__Activity list__.
1) In the PCOS and IVF passage, after how many retrieved eggs do the odds of a live birth plateau?
2) Decide whether each statement agrees with the PCOS and IVF passage: (a) Gonadotropins are given to stimulate the growth of multiple eggs at once. (b) PCOS patients are at a lower risk of developing OHSS. (c) The registry cited covers 37,000 patients.
3) Write the next part of the PCOS and IVF passage, starting after its final sentence.

__Page extract__.
[Start of section]

Generally speaking, patients with solely a PCOS diagnosis record success rates with IVF on par with, or better than patients with other diagnoses. Below are data from the U.S. SART database showcasing IVF success rates (after 3 cycles) broken down by patient age and as you can see PCOS patients (dark green line at the top) see as much success as most any other group.

Ovarian Hyperstimulation Syndrome and Drug Protocol Selection

IVF requires patients to produce a high number of eggs, to create a large batch of embryos of which only a few (if any) will lead to a pregnancy. As a result, patients are given injectable drugs (known as gonadotropins) to stimulate the growth of multiple eggs at once. In general, doctors want to provide enough drugs to stimulate a sufficient number of eggs but not too much so as to send the patient into ovarian hyperstimulation syndrome (OHSS). Below are data from a 37,000 patient registry that showcases how after 15–20 eggs are retrieved, the odds of a live birth plateau while the odds of developing OHSS increase.

PCOS patients are at a higher risk of developing OHSS and so it is wise to talk with your doctor about the amount of gonadotropins (measured in “international units per day”—often 0–900) that is optimal.

[End of section]

__Available data__.
[Start of section]

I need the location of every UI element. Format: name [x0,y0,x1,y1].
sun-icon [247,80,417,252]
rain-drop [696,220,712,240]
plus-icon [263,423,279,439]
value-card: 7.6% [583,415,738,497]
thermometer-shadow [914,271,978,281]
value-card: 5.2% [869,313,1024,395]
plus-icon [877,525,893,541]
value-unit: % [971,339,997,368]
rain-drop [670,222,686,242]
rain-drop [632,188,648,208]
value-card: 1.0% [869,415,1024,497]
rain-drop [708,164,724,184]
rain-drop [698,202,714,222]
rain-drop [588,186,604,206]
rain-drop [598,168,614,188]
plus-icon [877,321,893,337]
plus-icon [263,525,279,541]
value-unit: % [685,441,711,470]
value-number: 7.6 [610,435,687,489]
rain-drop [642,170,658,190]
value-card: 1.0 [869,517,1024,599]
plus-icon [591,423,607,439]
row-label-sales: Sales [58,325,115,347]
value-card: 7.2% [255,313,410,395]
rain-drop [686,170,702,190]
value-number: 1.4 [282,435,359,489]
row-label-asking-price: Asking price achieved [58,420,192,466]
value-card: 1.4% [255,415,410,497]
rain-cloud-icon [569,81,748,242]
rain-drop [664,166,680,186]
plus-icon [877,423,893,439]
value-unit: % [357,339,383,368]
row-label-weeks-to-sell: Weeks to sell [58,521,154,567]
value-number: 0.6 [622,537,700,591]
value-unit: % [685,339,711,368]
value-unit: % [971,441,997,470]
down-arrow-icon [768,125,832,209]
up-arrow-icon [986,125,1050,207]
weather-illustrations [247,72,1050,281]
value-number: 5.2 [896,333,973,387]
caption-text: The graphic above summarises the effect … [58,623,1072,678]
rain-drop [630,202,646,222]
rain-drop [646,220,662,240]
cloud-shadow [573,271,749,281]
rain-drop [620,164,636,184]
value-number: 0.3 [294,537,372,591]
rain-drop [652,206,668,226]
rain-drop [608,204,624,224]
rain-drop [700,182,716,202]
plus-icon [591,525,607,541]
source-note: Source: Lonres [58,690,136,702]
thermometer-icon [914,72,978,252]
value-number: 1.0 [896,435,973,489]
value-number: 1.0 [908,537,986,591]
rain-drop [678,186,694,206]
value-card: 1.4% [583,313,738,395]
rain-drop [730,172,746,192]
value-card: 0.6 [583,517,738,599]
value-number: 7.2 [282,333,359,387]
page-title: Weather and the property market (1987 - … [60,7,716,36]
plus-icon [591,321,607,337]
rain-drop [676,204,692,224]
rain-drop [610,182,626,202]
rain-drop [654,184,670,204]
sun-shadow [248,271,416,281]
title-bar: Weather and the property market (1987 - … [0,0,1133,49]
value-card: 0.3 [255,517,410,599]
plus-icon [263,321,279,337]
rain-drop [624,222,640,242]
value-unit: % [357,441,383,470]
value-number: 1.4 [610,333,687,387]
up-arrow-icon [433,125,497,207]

[End of section]

__Results of the exercise__.
1) After 15–20 eggs are retrieved.

2)
(a) Yes: "patients are given injectable drugs (known as gonadotropins) to stimulate the growth of multiple eggs at once"
(b) No: "PCOS patients are at a higher risk of developing OHSS"
(c) Yes: "a 37,000 patient registry"

3)
In addition to gonadotropins, patients are prescribed other drugs to suppress their eggs from maturing prematurely and then to trigger maturation at the proper moment. The combination of gonadotropins for follicle growth, suppression of premature ovulation, and triggers for oocyte maturation is called a “protocol.” When PCOS patients are placed on an “antagonist” (rather than “agonist”) drug protocol to suppress premature ovulation, success rates remain relatively consistent but OHSS risk diminishes dramatically. “The choice to trigger final oocyte maturation with GnRH agonist instead of hCG is important to prevent OHSS.” To learn more about drug protocols in general, see our lesson here.

Adding Metformin to Protocol

Metformin, which we’ve characterized in previous lessons, is often considered in conjunction with IVF in PCOS patients to mitigate the risk of OHSS. This may be especially true for those undergoing the “agonist” (also known as the “long” or “long agonist”) protocol, where OHSS is of greater risk.

Additionally, analysis of nine different studies on PCOS patients undergoing IVF came to the conclusion that adding metformin improves pregnancy rates (though not necessarily live birth rates) while mitigating OHSS risk.

Metformin can be unpleasant in that for many patients it induces gastrointestinal side effects that are generally classified as mild-to-moderate and that can likely be reduced on a lower dose.

Despite metformin’s utility, it’s critical that patients discontinue its use when there is reason to believe a pregnancy is underway.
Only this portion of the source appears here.